● Records supplied:
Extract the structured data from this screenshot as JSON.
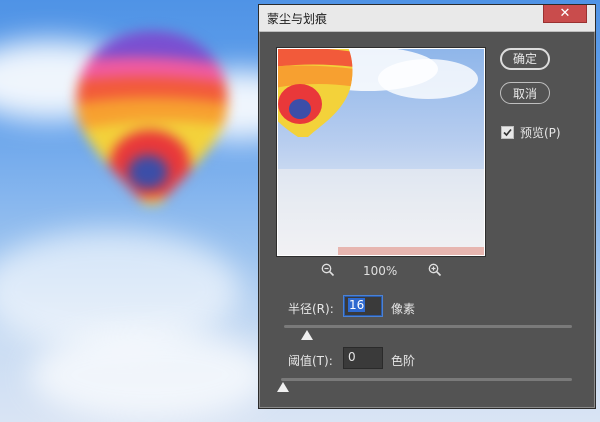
{
  "dialog": {
    "title": "蒙尘与划痕",
    "close_icon": "close-icon"
  },
  "buttons": {
    "ok": "确定",
    "cancel": "取消"
  },
  "preview_checkbox": {
    "label": "预览(P)",
    "checked": true
  },
  "zoom": {
    "value": "100%",
    "zoom_out_icon": "zoom-out-icon",
    "zoom_in_icon": "zoom-in-icon"
  },
  "radius": {
    "label": "半径(R):",
    "value": "16",
    "unit": "像素",
    "slider_fraction": 0.08
  },
  "threshold": {
    "label": "阈值(T):",
    "value": "0",
    "unit": "色阶",
    "slider_fraction": 0.0
  },
  "colors": {
    "dialog_bg": "#535353",
    "titlebar_bg": "#e9e9e9",
    "close_bg": "#c94c4c",
    "accent_selection": "#2f6ad0"
  }
}
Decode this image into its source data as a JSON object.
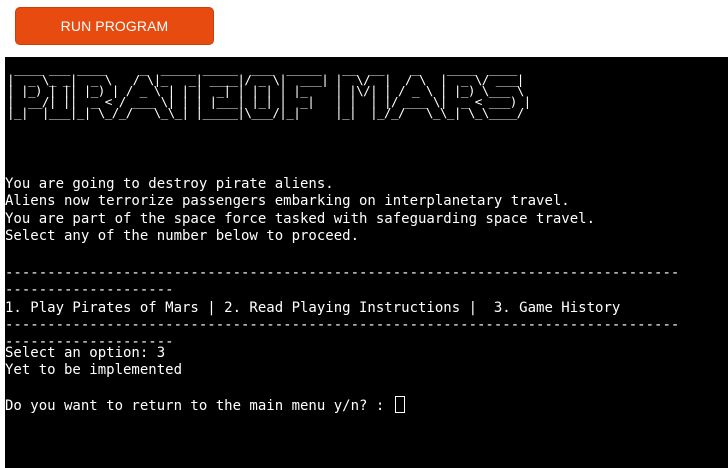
{
  "header": {
    "run_button_label": "RUN PROGRAM"
  },
  "terminal": {
    "banner": " ____ ___ ____     _  _____ _____  ___  _____   __  __    _    ____  ____\n|  _ \\_ _|  _ \\   / \\|_   _| ____|/ _ \\|  ___| |  \\/  |  / \\  |  _ \\/ ___|\n| |_) | || |_) | / _ \\ | | |  _| | | | | |_    | |\\/| | / _ \\ | |_) \\___ \\\n|  __/| ||  _ < / ___ \\| | | |___| |_| |  _|   | |  | |/ ___ \\|  _ < ___) |\n|_|  |___|_| \\_/_/   \\_\\_| |_____|\\___/|_|     |_|  |_/_/   \\_\\_| \\_\\____/",
    "intro_lines": [
      "You are going to destroy pirate aliens.",
      "Aliens now terrorize passengers embarking on interplanetary travel.",
      "You are part of the space force tasked with safeguarding space travel.",
      "Select any of the number below to proceed."
    ],
    "rule_line_1": "--------------------------------------------------------------------------------",
    "rule_line_2": "--------------------",
    "menu_line": "1. Play Pirates of Mars | 2. Read Playing Instructions |  3. Game History",
    "select_prompt": "Select an option: 3",
    "status_message": "Yet to be implemented",
    "return_prompt": "Do you want to return to the main menu y/n? : "
  }
}
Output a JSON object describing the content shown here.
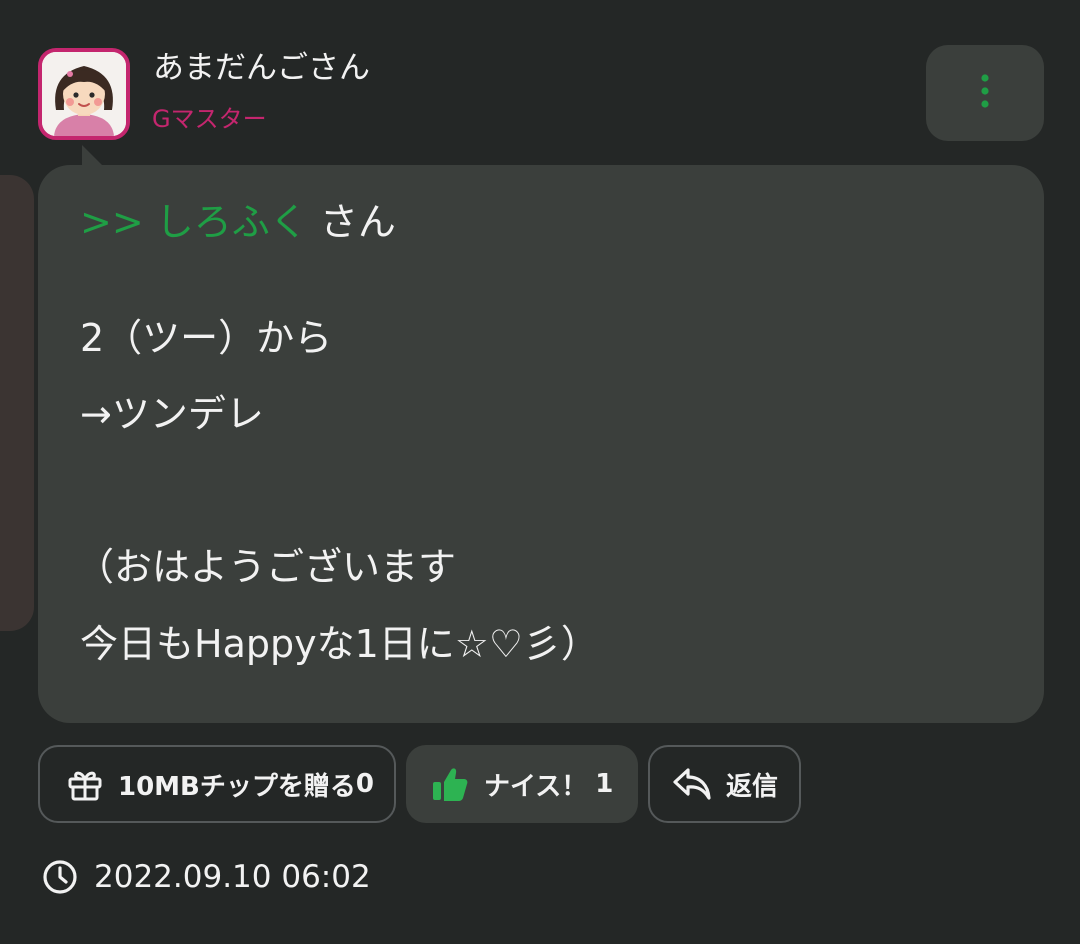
{
  "post": {
    "author_name": "あまだんごさん",
    "author_rank": "Gマスター",
    "more_icon": "more-vertical-icon",
    "reply_to": {
      "prefix": ">>",
      "name": "しろふく",
      "honorific": "さん"
    },
    "body_lines": [
      "2（ツー）から",
      "→ツンデレ",
      "（おはようございます",
      "今日もHappyな1日に☆♡彡）"
    ]
  },
  "actions": {
    "gift_label": "10MBチップを贈る",
    "gift_count": "0",
    "gift_icon": "gift-icon",
    "nice_label": "ナイス！",
    "nice_count": "1",
    "nice_icon": "thumbs-up-icon",
    "reply_label": "返信",
    "reply_icon": "reply-icon"
  },
  "timestamp": {
    "icon": "clock-icon",
    "value": "2022.09.10 06:02"
  },
  "colors": {
    "background": "#242726",
    "bubble": "#3b3f3c",
    "accent_green": "#1f9e45",
    "rank_pink": "#c4266e"
  }
}
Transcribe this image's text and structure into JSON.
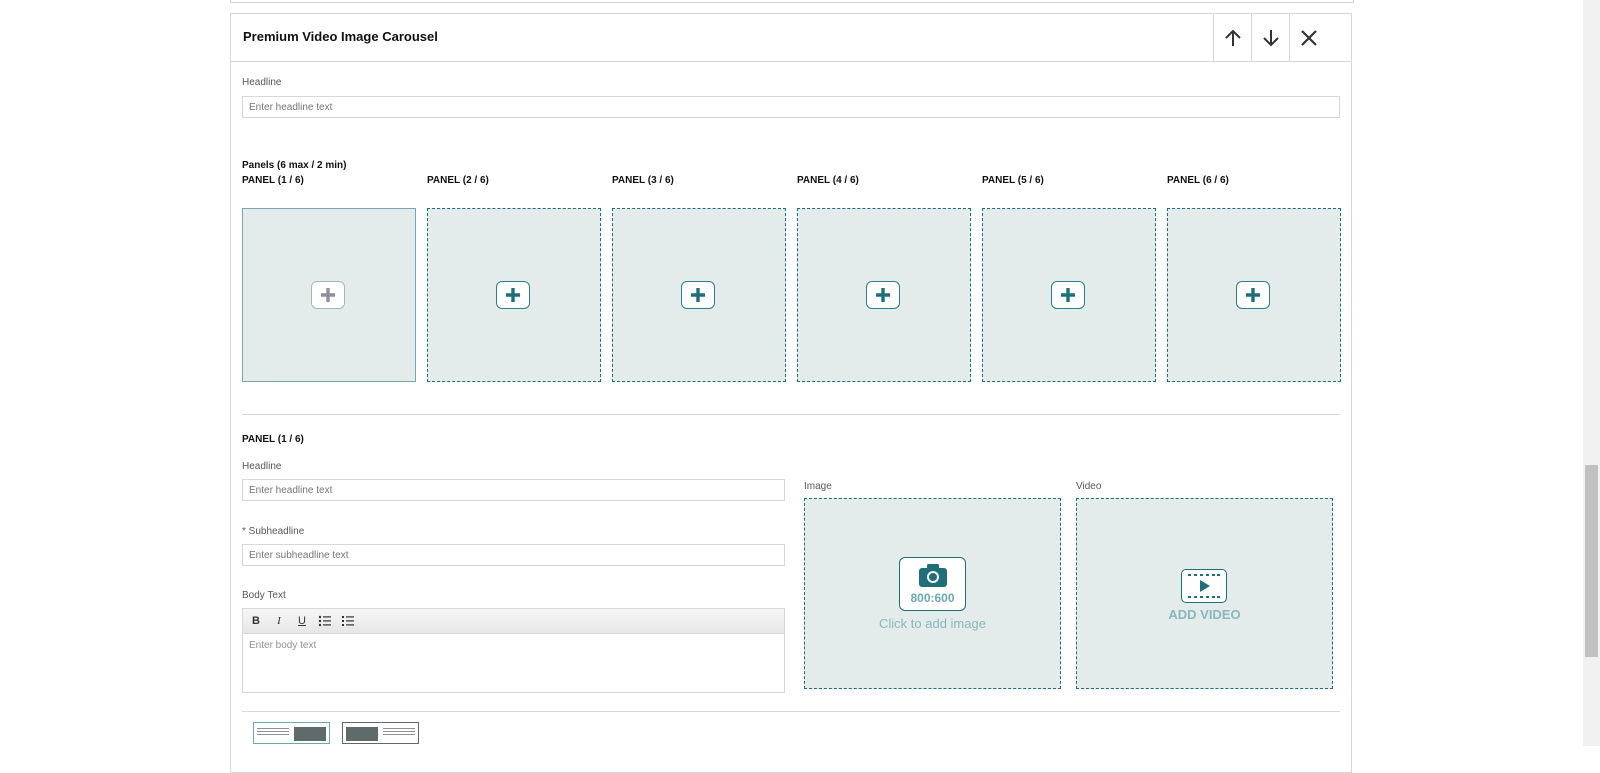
{
  "module": {
    "title": "Premium Video Image Carousel",
    "buttons": {
      "move_up": "arrow-up-icon",
      "move_down": "arrow-down-icon",
      "remove": "close-icon"
    },
    "headline": {
      "label": "Headline",
      "placeholder": "Enter headline text",
      "value": ""
    },
    "panels_heading": "Panels (6 max / 2 min)",
    "panels": [
      {
        "label": "PANEL (1 / 6)",
        "selected": true
      },
      {
        "label": "PANEL (2 / 6)",
        "selected": false
      },
      {
        "label": "PANEL (3 / 6)",
        "selected": false
      },
      {
        "label": "PANEL (4 / 6)",
        "selected": false
      },
      {
        "label": "PANEL (5 / 6)",
        "selected": false
      },
      {
        "label": "PANEL (6 / 6)",
        "selected": false
      }
    ],
    "editor": {
      "panel_title": "PANEL (1 / 6)",
      "headline_label": "Headline",
      "headline_placeholder": "Enter headline text",
      "subheadline_label": "* Subheadline",
      "subheadline_placeholder": "Enter subheadline text",
      "body_label": "Body Text",
      "body_placeholder": "Enter body text",
      "toolbar": {
        "bold": "B",
        "italic": "I",
        "underline": "U"
      },
      "image_label": "Image",
      "image_ratio": "800:600",
      "image_cta": "Click to add image",
      "video_label": "Video",
      "video_cta": "ADD VIDEO"
    }
  },
  "colors": {
    "accent": "#1f6f7a",
    "tile_bg": "#e3ebeb",
    "border": "#d5d9d9",
    "muted_text": "#8ab7bd"
  }
}
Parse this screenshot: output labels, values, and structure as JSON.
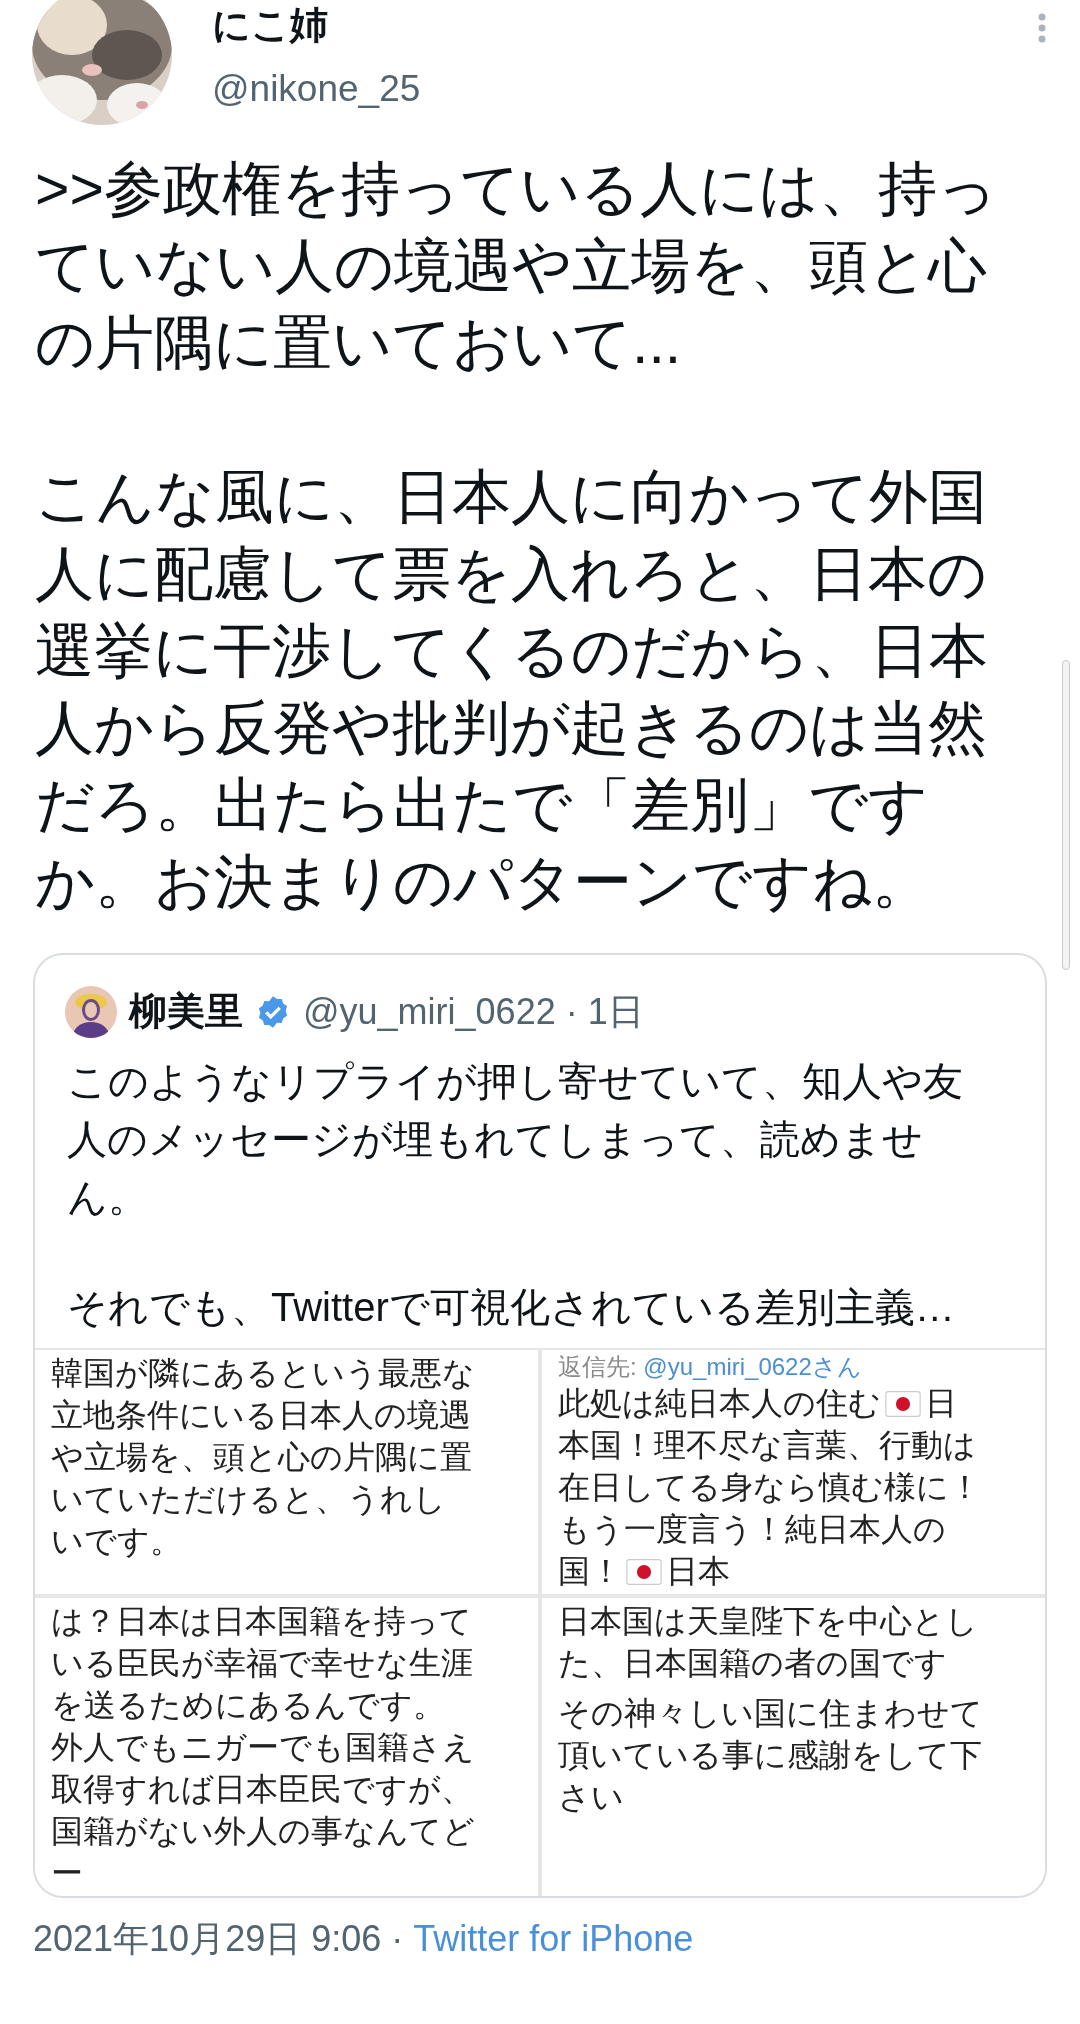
{
  "author": {
    "name": "にこ姉",
    "handle": "@nikone_25"
  },
  "text_paragraphs": [
    ">>参政権を持っている人には、持っていない人の境遇や立場を、頭と心の片隅に置いておいて...",
    "こんな風に、日本人に向かって外国人に配慮して票を入れろと、日本の選挙に干渉してくるのだから、日本人から反発や批判が起きるのは当然だろ。出たら出たで「差別」ですか。お決まりのパターンですね。"
  ],
  "quoted_tweet": {
    "author": {
      "name": "柳美里",
      "verified": true,
      "handle": "@yu_miri_0622",
      "meta": "· 1日"
    },
    "text_paragraphs": [
      "このようなリプライが押し寄せていて、知人や友人のメッセージが埋もれてしまって、読めません。",
      "それでも、Twitterで可視化されている差別主義…"
    ],
    "images": [
      {
        "paragraphs": [
          [
            {
              "kind": "text",
              "text": "韓国が隣にあるという最悪な立地条件にいる日本人の境遇や立場を、頭と心の片隅に置いていただけると、うれしいです。"
            }
          ]
        ]
      },
      {
        "reply_to": {
          "label": "返信先:",
          "handle": "@yu_miri_0622さん"
        },
        "paragraphs": [
          [
            {
              "kind": "text",
              "text": "此処は純日本人の住む"
            },
            {
              "kind": "flag"
            },
            {
              "kind": "text",
              "text": "日本国！理不尽な言葉、行動は在日してる身なら慎む様に！もう一度言う！純日本人の国！"
            },
            {
              "kind": "flag"
            },
            {
              "kind": "text",
              "text": "日本"
            }
          ]
        ]
      },
      {
        "paragraphs": [
          [
            {
              "kind": "text",
              "text": "は？日本は日本国籍を持っている臣民が幸福で幸せな生涯を送るためにあるんです。外人でもニガーでも国籍さえ取得すれば日本臣民ですが、国籍がない外人の事なんてどー"
            }
          ]
        ]
      },
      {
        "paragraphs": [
          [
            {
              "kind": "text",
              "text": "日本国は天皇陛下を中心とした、日本国籍の者の国です"
            }
          ],
          [
            {
              "kind": "text",
              "text": "その神々しい国に住まわせて頂いている事に感謝をして下さい"
            }
          ]
        ]
      }
    ]
  },
  "timestamp": "2021年10月29日 9:06 ·",
  "source": "Twitter for iPhone"
}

● What the task requires: Restate each entry word for word, leaving out any pictures.

● The response:
Extract the structured data from this screenshot as JSON.
{
  "dialog": {
    "title": "蒙尘与划痕",
    "close_icon": "close-icon"
  },
  "buttons": {
    "ok": "确定",
    "cancel": "取消"
  },
  "preview_checkbox": {
    "label": "预览(P)",
    "checked": true
  },
  "zoom": {
    "value": "100%",
    "zoom_out_icon": "zoom-out-icon",
    "zoom_in_icon": "zoom-in-icon"
  },
  "radius": {
    "label": "半径(R):",
    "value": "16",
    "unit": "像素",
    "slider_fraction": 0.08
  },
  "threshold": {
    "label": "阈值(T):",
    "value": "0",
    "unit": "色阶",
    "slider_fraction": 0.0
  },
  "colors": {
    "dialog_bg": "#535353",
    "titlebar_bg": "#e9e9e9",
    "close_bg": "#c94c4c",
    "accent_selection": "#2f6ad0"
  }
}
Decode this image into its source data as a JSON object.
{
  "header": {
    "run_button_label": "RUN PROGRAM"
  },
  "terminal": {
    "banner": " ____ ___ ____     _  _____ _____  ___  _____   __  __    _    ____  ____\n|  _ \\_ _|  _ \\   / \\|_   _| ____|/ _ \\|  ___| |  \\/  |  / \\  |  _ \\/ ___|\n| |_) | || |_) | / _ \\ | | |  _| | | | | |_    | |\\/| | / _ \\ | |_) \\___ \\\n|  __/| ||  _ < / ___ \\| | | |___| |_| |  _|   | |  | |/ ___ \\|  _ < ___) |\n|_|  |___|_| \\_/_/   \\_\\_| |_____|\\___/|_|     |_|  |_/_/   \\_\\_| \\_\\____/",
    "intro_lines": [
      "You are going to destroy pirate aliens.",
      "Aliens now terrorize passengers embarking on interplanetary travel.",
      "You are part of the space force tasked with safeguarding space travel.",
      "Select any of the number below to proceed."
    ],
    "rule_line_1": "--------------------------------------------------------------------------------",
    "rule_line_2": "--------------------",
    "menu_line": "1. Play Pirates of Mars | 2. Read Playing Instructions |  3. Game History",
    "select_prompt": "Select an option: 3",
    "status_message": "Yet to be implemented",
    "return_prompt": "Do you want to return to the main menu y/n? : "
  }
}
Output a JSON object describing the content shown here.
{
  "post": {
    "author_name": "あまだんごさん",
    "author_rank": "Gマスター",
    "more_icon": "more-vertical-icon",
    "reply_to": {
      "prefix": ">>",
      "name": "しろふく",
      "honorific": "さん"
    },
    "body_lines": [
      "2（ツー）から",
      "→ツンデレ",
      "（おはようございます",
      "今日もHappyな1日に☆♡彡）"
    ]
  },
  "actions": {
    "gift_label": "10MBチップを贈る",
    "gift_count": "0",
    "gift_icon": "gift-icon",
    "nice_label": "ナイス！",
    "nice_count": "1",
    "nice_icon": "thumbs-up-icon",
    "reply_label": "返信",
    "reply_icon": "reply-icon"
  },
  "timestamp": {
    "icon": "clock-icon",
    "value": "2022.09.10 06:02"
  },
  "colors": {
    "background": "#242726",
    "bubble": "#3b3f3c",
    "accent_green": "#1f9e45",
    "rank_pink": "#c4266e"
  }
}
Transcribe this image's text and structure into JSON.
{
  "module": {
    "title": "Premium Video Image Carousel",
    "buttons": {
      "move_up": "arrow-up-icon",
      "move_down": "arrow-down-icon",
      "remove": "close-icon"
    },
    "headline": {
      "label": "Headline",
      "placeholder": "Enter headline text",
      "value": ""
    },
    "panels_heading": "Panels (6 max / 2 min)",
    "panels": [
      {
        "label": "PANEL (1 / 6)",
        "selected": true
      },
      {
        "label": "PANEL (2 / 6)",
        "selected": false
      },
      {
        "label": "PANEL (3 / 6)",
        "selected": false
      },
      {
        "label": "PANEL (4 / 6)",
        "selected": false
      },
      {
        "label": "PANEL (5 / 6)",
        "selected": false
      },
      {
        "label": "PANEL (6 / 6)",
        "selected": false
      }
    ],
    "editor": {
      "panel_title": "PANEL (1 / 6)",
      "headline_label": "Headline",
      "headline_placeholder": "Enter headline text",
      "subheadline_label": "* Subheadline",
      "subheadline_placeholder": "Enter subheadline text",
      "body_label": "Body Text",
      "body_placeholder": "Enter body text",
      "toolbar": {
        "bold": "B",
        "italic": "I",
        "underline": "U"
      },
      "image_label": "Image",
      "image_ratio": "800:600",
      "image_cta": "Click to add image",
      "video_label": "Video",
      "video_cta": "ADD VIDEO"
    }
  },
  "colors": {
    "accent": "#1f6f7a",
    "tile_bg": "#e3ebeb",
    "border": "#d5d9d9",
    "muted_text": "#8ab7bd"
  }
}
Parse this screenshot: output labels, values, and structure as JSON.
{
  "author": {
    "name": "にこ姉",
    "handle": "@nikone_25"
  },
  "text_paragraphs": [
    ">>参政権を持っている人には、持っていない人の境遇や立場を、頭と心の片隅に置いておいて...",
    "こんな風に、日本人に向かって外国人に配慮して票を入れろと、日本の選挙に干渉してくるのだから、日本人から反発や批判が起きるのは当然だろ。出たら出たで「差別」ですか。お決まりのパターンですね。"
  ],
  "quoted_tweet": {
    "author": {
      "name": "柳美里",
      "verified": true,
      "handle": "@yu_miri_0622",
      "meta": "· 1日"
    },
    "text_paragraphs": [
      "このようなリプライが押し寄せていて、知人や友人のメッセージが埋もれてしまって、読めません。",
      "それでも、Twitterで可視化されている差別主義…"
    ],
    "images": [
      {
        "paragraphs": [
          [
            {
              "kind": "text",
              "text": "韓国が隣にあるという最悪な立地条件にいる日本人の境遇や立場を、頭と心の片隅に置いていただけると、うれしいです。"
            }
          ]
        ]
      },
      {
        "reply_to": {
          "label": "返信先:",
          "handle": "@yu_miri_0622さん"
        },
        "paragraphs": [
          [
            {
              "kind": "text",
              "text": "此処は純日本人の住む"
            },
            {
              "kind": "flag"
            },
            {
              "kind": "text",
              "text": "日本国！理不尽な言葉、行動は在日してる身なら慎む様に！もう一度言う！純日本人の国！"
            },
            {
              "kind": "flag"
            },
            {
              "kind": "text",
              "text": "日本"
            }
          ]
        ]
      },
      {
        "paragraphs": [
          [
            {
              "kind": "text",
              "text": "は？日本は日本国籍を持っている臣民が幸福で幸せな生涯を送るためにあるんです。外人でもニガーでも国籍さえ取得すれば日本臣民ですが、国籍がない外人の事なんてどー"
            }
          ]
        ]
      },
      {
        "paragraphs": [
          [
            {
              "kind": "text",
              "text": "日本国は天皇陛下を中心とした、日本国籍の者の国です"
            }
          ],
          [
            {
              "kind": "text",
              "text": "その神々しい国に住まわせて頂いている事に感謝をして下さい"
            }
          ]
        ]
      }
    ]
  },
  "timestamp": "2021年10月29日 9:06 ·",
  "source": "Twitter for iPhone"
}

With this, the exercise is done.